▶ _GOAL_
Write out every entry precisely as given, leaving the pictures out.

▶ _EXTRACTED DATA_
########################################

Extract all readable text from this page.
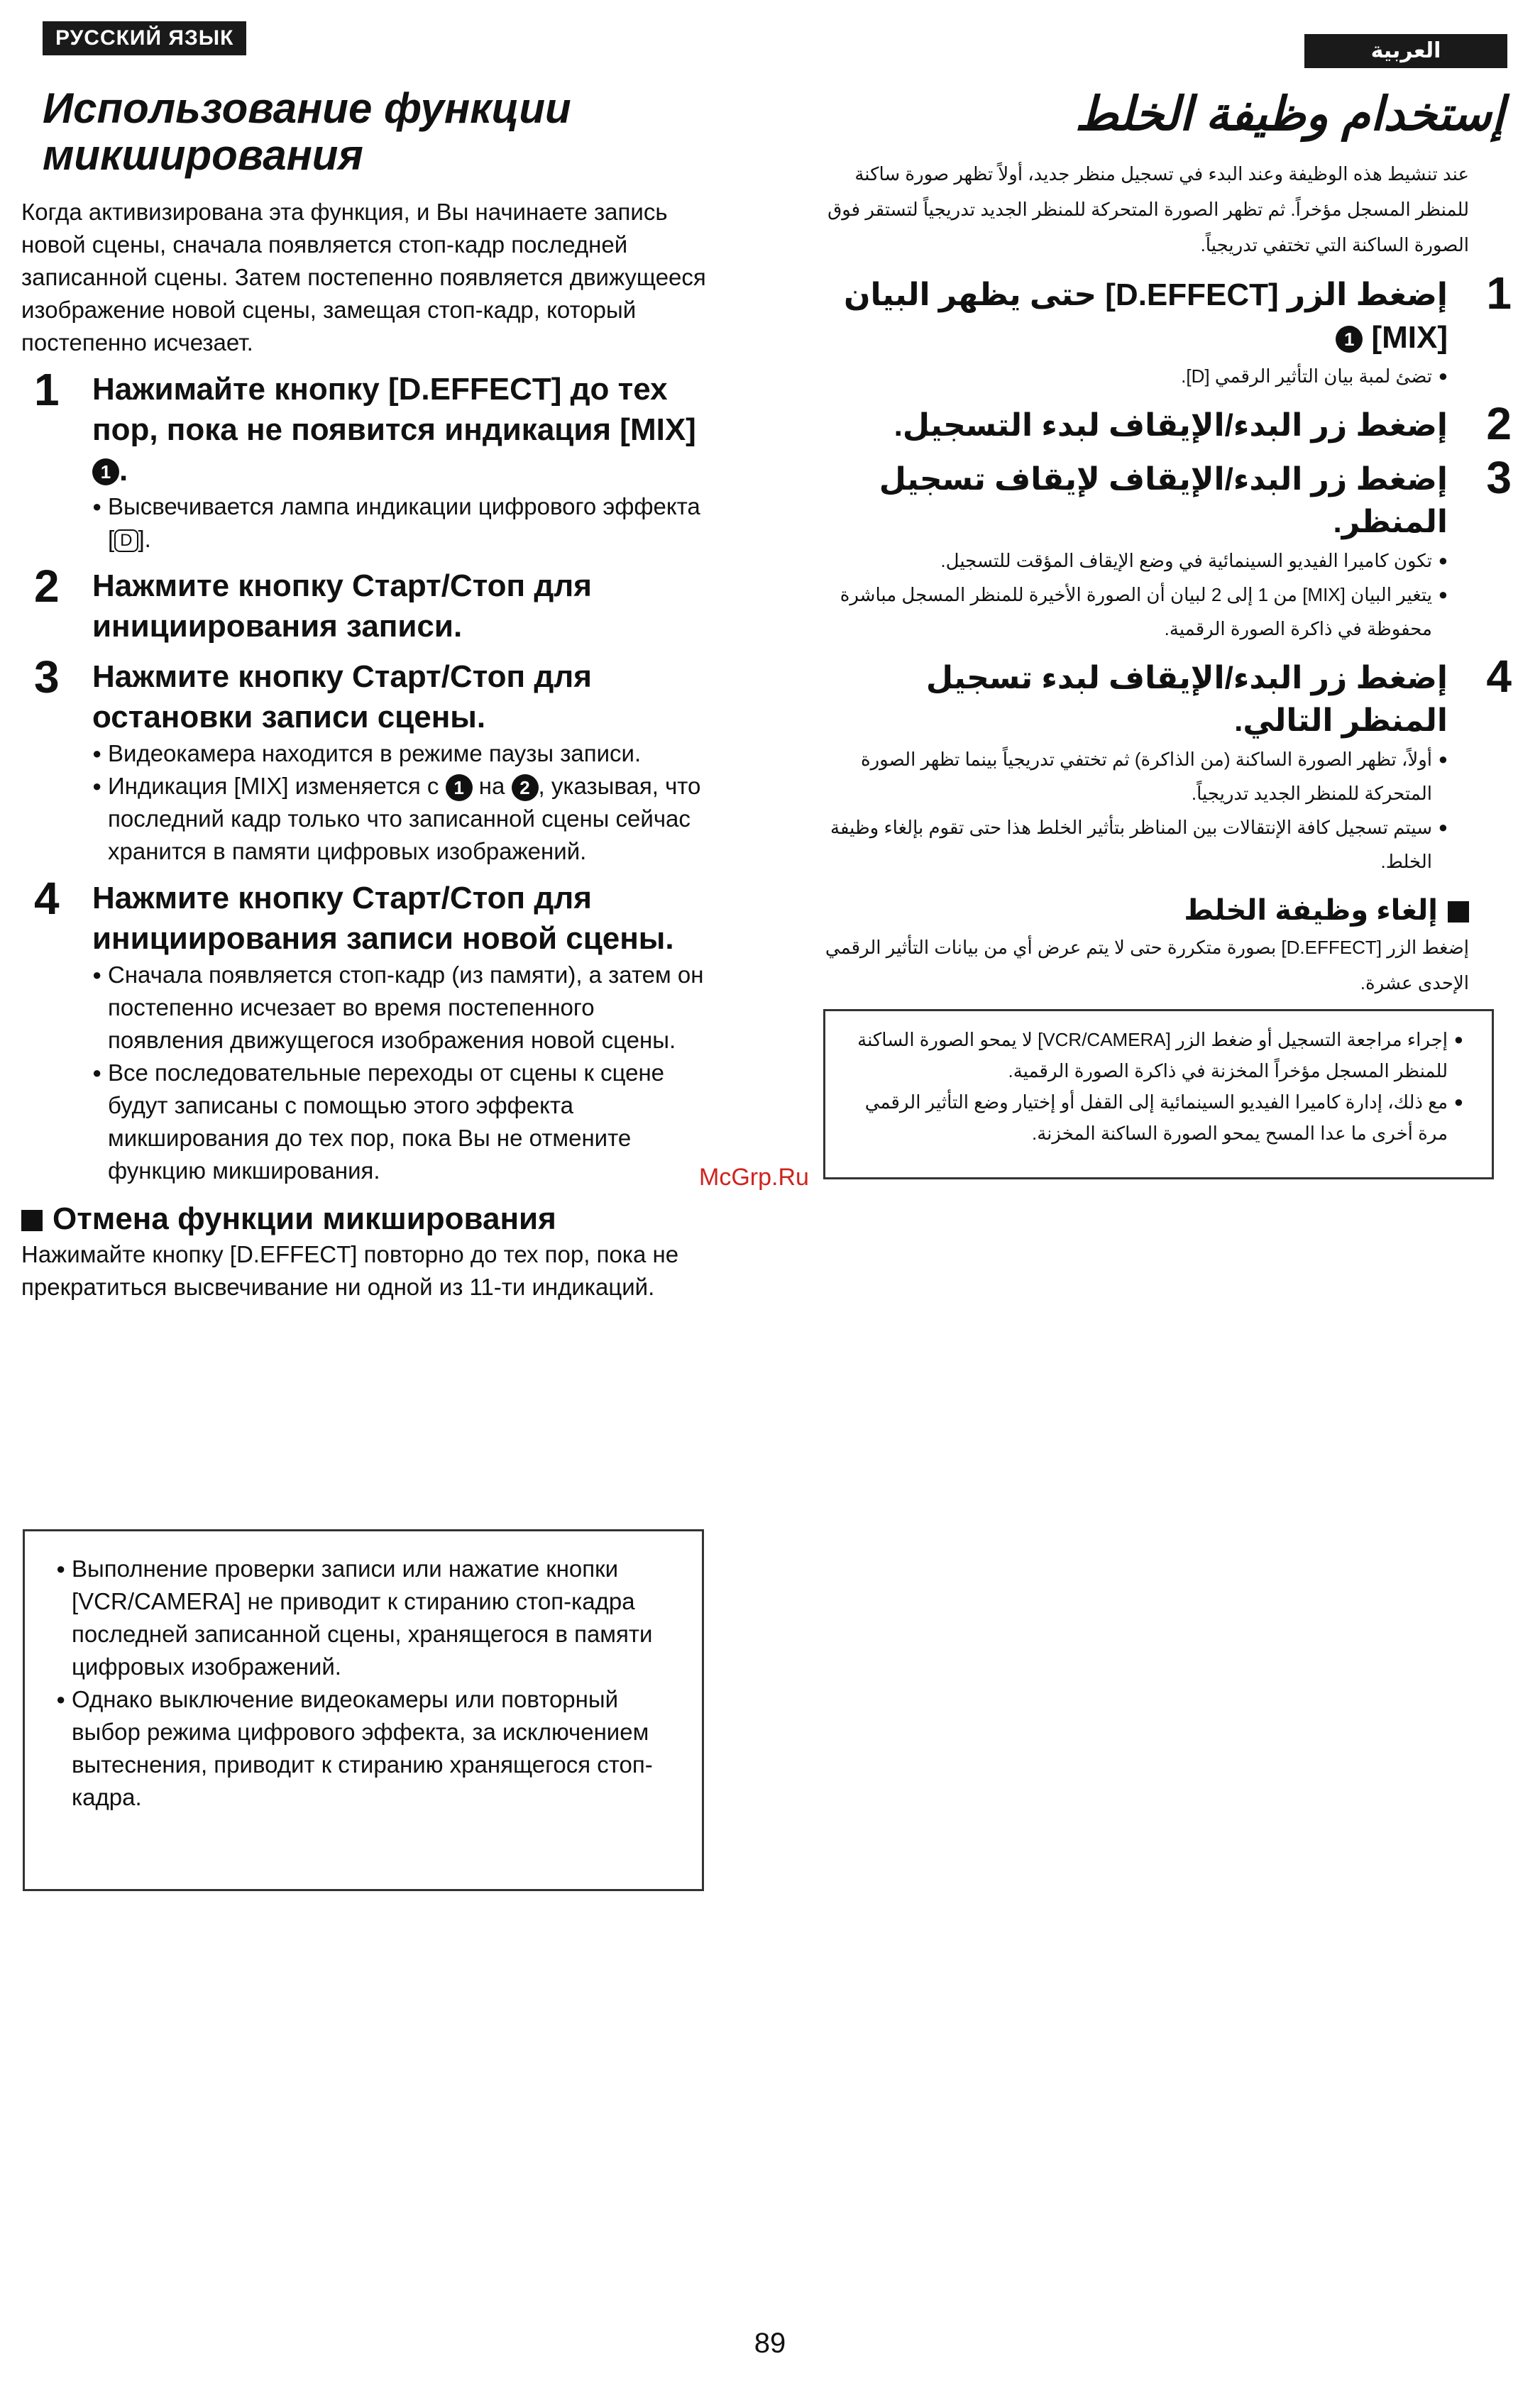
РУССКИЙ ЯЗЫК
العربية
Использование функции микширования
Когда активизирована эта функция, и Вы начинаете запись новой сцены, сначала появляется стоп-кадр последней записанной сцены. Затем постепенно появляется движущееся изображение новой сцены, замещая стоп-кадр, который постепенно исчезает.
1 Нажимайте кнопку [D.EFFECT] до тех пор, пока не появится индикация [MIX] 1 .
● Высвечивается лампа индикации цифрового эффекта [ D ].
2 Нажмите кнопку Старт/Стоп для инициирования записи.
3 Нажмите кнопку Старт/Стоп для остановки записи сцены.
● Видеокамера находится в режиме паузы записи.
● Индикация [MIX] изменяется с 1 на 2 , указывая, что последний кадр только что записанной сцены сейчас хранится в памяти цифровых изображений.
4 Нажмите кнопку Старт/Стоп для инициирования записи новой сцены.
● Сначала появляется стоп-кадр (из памяти), а затем он постепенно исчезает во время постепенного появления движущегося изображения новой сцены.
● Все последовательные переходы от сцены к сцене будут записаны с помощью этого эффекта микширования до тех пор, пока Вы не отмените функцию микширования.
Отмена функции микширования
Нажимайте кнопку [D.EFFECT] повторно до тех пор, пока не прекратиться высвечивание ни одной из 11-ти индикаций.
● Выполнение проверки записи или нажатие кнопки [VCR/CAMERA] не приводит к стиранию стоп-кадра последней записанной сцены, хранящегося в памяти цифровых изображений.
● Однако выключение видеокамеры или повторный выбор режима цифрового эффекта, за исключением вытеснения, приводит к стиранию хранящегося стоп-кадра.
إستخدام وظيفة الخلط
عند تنشيط هذه الوظيفة وعند البدء في تسجيل منظر جديد، أولاً تظهر صورة ساكنة للمنظر المسجل مؤخراً. ثم تظهر الصورة المتحركة للمنظر الجديد تدريجياً لتستقر فوق الصورة الساكنة التي تختفي تدريجياً.
1
إضغط الزر [D.EFFECT] حتى يظهر البيان [MIX] 1
● تضئ لمبة بيان التأثير الرقمي [D].
2
إضغط زر البدء/الإيقاف لبدء التسجيل.
3
إضغط زر البدء/الإيقاف لإيقاف تسجيل المنظر.
● تكون كاميرا الفيديو السينمائية في وضع الإيقاف المؤقت للتسجيل.
● يتغير البيان [MIX] من 1 إلى 2 لبيان أن الصورة الأخيرة للمنظر المسجل مباشرة محفوظة في ذاكرة الصورة الرقمية.
4
إضغط زر البدء/الإيقاف لبدء تسجيل المنظر التالي.
● أولاً، تظهر الصورة الساكنة (من الذاكرة) ثم تختفي تدريجياً بينما تظهر الصورة المتحركة للمنظر الجديد تدريجياً.
● سيتم تسجيل كافة الإنتقالات بين المناظر بتأثير الخلط هذا حتى تقوم بإلغاء وظيفة الخلط.
إلغاء وظيفة الخلط
إضغط الزر [D.EFFECT] بصورة متكررة حتى لا يتم عرض أي من بيانات التأثير الرقمي الإحدى عشرة.
● إجراء مراجعة التسجيل أو ضغط الزر [VCR/CAMERA] لا يمحو الصورة الساكنة للمنظر المسجل مؤخراً المخزنة في ذاكرة الصورة الرقمية.
● مع ذلك، إدارة كاميرا الفيديو السينمائية إلى القفل أو إختيار وضع التأثير الرقمي مرة أخرى ما عدا المسح يمحو الصورة الساكنة المخزنة.
McGrp.Ru
89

########################################

▶ _TASK SOLUTION_
Extract all readable text from this page.
РУССКИЙ ЯЗЫК
العربية
Использование функции микширования
Когда активизирована эта функция, и Вы начинаете запись новой сцены, сначала появляется стоп-кадр последней записанной сцены. Затем постепенно появляется движущееся изображение новой сцены, замещая стоп-кадр, который постепенно исчезает.
1 Нажимайте кнопку [D.EFFECT] до тех пор, пока не появится индикация [MIX] 1 .
● Высвечивается лампа индикации цифрового эффекта [ D ].
2 Нажмите кнопку Старт/Стоп для инициирования записи.
3 Нажмите кнопку Старт/Стоп для остановки записи сцены.
● Видеокамера находится в режиме паузы записи.
● Индикация [MIX] изменяется с 1 на 2 , указывая, что последний кадр только что записанной сцены сейчас хранится в памяти цифровых изображений.
4 Нажмите кнопку Старт/Стоп для инициирования записи новой сцены.
● Сначала появляется стоп-кадр (из памяти), а затем он постепенно исчезает во время постепенного появления движущегося изображения новой сцены.
● Все последовательные переходы от сцены к сцене будут записаны с помощью этого эффекта микширования до тех пор, пока Вы не отмените функцию микширования.
Отмена функции микширования
Нажимайте кнопку [D.EFFECT] повторно до тех пор, пока не прекратиться высвечивание ни одной из 11-ти индикаций.
● Выполнение проверки записи или нажатие кнопки [VCR/CAMERA] не приводит к стиранию стоп-кадра последней записанной сцены, хранящегося в памяти цифровых изображений.
● Однако выключение видеокамеры или повторный выбор режима цифрового эффекта, за исключением вытеснения, приводит к стиранию хранящегося стоп-кадра.
إستخدام وظيفة الخلط
عند تنشيط هذه الوظيفة وعند البدء في تسجيل منظر جديد، أولاً تظهر صورة ساكنة للمنظر المسجل مؤخراً. ثم تظهر الصورة المتحركة للمنظر الجديد تدريجياً لتستقر فوق الصورة الساكنة التي تختفي تدريجياً.
1
إضغط الزر [D.EFFECT] حتى يظهر البيان [MIX] 1
● تضئ لمبة بيان التأثير الرقمي [D].
2
إضغط زر البدء/الإيقاف لبدء التسجيل.
3
إضغط زر البدء/الإيقاف لإيقاف تسجيل المنظر.
● تكون كاميرا الفيديو السينمائية في وضع الإيقاف المؤقت للتسجيل.
● يتغير البيان [MIX] من 1 إلى 2 لبيان أن الصورة الأخيرة للمنظر المسجل مباشرة محفوظة في ذاكرة الصورة الرقمية.
4
إضغط زر البدء/الإيقاف لبدء تسجيل المنظر التالي.
● أولاً، تظهر الصورة الساكنة (من الذاكرة) ثم تختفي تدريجياً بينما تظهر الصورة المتحركة للمنظر الجديد تدريجياً.
● سيتم تسجيل كافة الإنتقالات بين المناظر بتأثير الخلط هذا حتى تقوم بإلغاء وظيفة الخلط.
إلغاء وظيفة الخلط
إضغط الزر [D.EFFECT] بصورة متكررة حتى لا يتم عرض أي من بيانات التأثير الرقمي الإحدى عشرة.
● إجراء مراجعة التسجيل أو ضغط الزر [VCR/CAMERA] لا يمحو الصورة الساكنة للمنظر المسجل مؤخراً المخزنة في ذاكرة الصورة الرقمية.
● مع ذلك، إدارة كاميرا الفيديو السينمائية إلى القفل أو إختيار وضع التأثير الرقمي مرة أخرى ما عدا المسح يمحو الصورة الساكنة المخزنة.
McGrp.Ru
89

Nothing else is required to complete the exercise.